Set task
Copy out every line that contains "this".

Records for the task
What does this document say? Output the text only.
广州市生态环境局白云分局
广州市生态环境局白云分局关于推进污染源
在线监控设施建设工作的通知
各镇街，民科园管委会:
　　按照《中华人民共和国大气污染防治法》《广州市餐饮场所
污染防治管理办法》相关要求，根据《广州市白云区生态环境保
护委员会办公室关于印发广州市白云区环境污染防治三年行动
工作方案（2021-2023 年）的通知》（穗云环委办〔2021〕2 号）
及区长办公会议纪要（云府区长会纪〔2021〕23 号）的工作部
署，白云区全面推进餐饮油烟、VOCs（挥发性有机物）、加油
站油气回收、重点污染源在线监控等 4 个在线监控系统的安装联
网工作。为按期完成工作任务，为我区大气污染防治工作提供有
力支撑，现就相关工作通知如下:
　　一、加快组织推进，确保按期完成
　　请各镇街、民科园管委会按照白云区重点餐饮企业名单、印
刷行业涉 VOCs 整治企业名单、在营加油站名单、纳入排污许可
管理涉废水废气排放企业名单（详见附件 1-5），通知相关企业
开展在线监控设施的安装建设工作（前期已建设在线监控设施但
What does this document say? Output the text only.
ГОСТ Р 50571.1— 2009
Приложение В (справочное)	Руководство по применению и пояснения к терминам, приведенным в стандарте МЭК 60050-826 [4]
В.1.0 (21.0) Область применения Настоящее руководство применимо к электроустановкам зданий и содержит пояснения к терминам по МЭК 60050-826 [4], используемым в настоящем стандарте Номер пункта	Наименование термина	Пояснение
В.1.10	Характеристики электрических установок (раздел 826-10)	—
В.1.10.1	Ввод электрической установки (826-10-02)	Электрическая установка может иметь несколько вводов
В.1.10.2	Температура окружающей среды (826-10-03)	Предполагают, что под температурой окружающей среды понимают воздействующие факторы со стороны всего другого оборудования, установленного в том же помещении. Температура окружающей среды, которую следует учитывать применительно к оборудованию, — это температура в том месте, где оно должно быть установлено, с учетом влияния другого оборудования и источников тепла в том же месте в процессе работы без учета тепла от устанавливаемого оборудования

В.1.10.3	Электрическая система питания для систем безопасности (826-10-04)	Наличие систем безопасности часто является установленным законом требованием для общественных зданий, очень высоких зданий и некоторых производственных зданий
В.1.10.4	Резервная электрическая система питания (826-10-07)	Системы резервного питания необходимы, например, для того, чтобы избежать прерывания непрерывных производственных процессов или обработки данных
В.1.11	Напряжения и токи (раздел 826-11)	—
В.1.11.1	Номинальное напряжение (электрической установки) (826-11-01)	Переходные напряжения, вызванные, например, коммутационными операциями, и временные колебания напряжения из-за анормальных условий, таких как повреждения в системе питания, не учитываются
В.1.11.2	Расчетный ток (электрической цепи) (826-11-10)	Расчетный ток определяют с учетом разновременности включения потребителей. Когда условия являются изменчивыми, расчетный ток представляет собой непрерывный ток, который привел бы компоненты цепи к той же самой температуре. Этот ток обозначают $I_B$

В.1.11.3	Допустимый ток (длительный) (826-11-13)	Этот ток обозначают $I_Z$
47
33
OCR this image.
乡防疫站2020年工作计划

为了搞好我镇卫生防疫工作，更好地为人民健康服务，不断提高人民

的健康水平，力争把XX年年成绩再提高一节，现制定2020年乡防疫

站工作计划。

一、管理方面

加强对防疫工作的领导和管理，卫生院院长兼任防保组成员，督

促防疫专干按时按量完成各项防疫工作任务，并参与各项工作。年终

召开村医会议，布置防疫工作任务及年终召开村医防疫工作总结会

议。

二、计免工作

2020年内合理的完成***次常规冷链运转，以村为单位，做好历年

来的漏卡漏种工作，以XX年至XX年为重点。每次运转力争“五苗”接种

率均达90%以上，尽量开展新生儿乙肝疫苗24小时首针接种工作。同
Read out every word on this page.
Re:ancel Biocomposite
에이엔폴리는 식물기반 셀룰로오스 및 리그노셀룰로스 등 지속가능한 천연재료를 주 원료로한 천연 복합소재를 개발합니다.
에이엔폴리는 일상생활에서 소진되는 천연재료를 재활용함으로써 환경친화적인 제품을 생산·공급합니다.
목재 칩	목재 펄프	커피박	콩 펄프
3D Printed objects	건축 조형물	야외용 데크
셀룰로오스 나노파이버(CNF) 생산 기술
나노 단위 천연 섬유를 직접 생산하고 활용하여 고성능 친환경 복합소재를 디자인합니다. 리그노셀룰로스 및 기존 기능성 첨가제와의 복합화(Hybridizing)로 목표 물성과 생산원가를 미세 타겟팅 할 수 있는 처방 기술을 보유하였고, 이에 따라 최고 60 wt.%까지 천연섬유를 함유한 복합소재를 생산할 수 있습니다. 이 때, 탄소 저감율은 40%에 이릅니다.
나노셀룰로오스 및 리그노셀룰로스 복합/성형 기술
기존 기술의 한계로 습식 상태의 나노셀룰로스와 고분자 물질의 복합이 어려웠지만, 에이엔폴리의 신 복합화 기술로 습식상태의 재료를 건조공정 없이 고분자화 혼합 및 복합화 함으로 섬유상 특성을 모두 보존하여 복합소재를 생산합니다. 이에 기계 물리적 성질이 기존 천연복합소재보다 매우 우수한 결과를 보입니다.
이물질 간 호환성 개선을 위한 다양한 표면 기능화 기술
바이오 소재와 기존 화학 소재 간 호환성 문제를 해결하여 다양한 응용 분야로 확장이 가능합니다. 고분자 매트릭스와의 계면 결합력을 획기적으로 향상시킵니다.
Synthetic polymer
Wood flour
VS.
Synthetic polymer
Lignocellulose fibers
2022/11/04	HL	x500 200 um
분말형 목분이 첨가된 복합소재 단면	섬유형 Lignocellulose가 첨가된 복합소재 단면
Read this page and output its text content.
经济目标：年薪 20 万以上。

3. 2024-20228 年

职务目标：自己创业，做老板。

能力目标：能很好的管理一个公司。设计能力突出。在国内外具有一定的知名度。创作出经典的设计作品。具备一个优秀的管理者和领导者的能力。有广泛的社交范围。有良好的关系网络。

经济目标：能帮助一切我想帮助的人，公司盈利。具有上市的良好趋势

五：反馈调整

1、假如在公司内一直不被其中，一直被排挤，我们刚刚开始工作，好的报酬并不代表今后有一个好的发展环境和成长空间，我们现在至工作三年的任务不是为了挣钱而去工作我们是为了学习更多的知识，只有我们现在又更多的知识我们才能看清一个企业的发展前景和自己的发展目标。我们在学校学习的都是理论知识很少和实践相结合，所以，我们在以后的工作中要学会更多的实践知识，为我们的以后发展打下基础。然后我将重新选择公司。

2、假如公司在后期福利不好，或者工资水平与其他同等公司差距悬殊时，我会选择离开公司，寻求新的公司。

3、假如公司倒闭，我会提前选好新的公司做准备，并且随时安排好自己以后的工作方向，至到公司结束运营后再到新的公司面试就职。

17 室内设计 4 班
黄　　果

Output of the task
What does this document say? Output the text only.
What does this document say? Output the text only.
OCR this image.
Read out every word on this page.
Read this page and output its text content.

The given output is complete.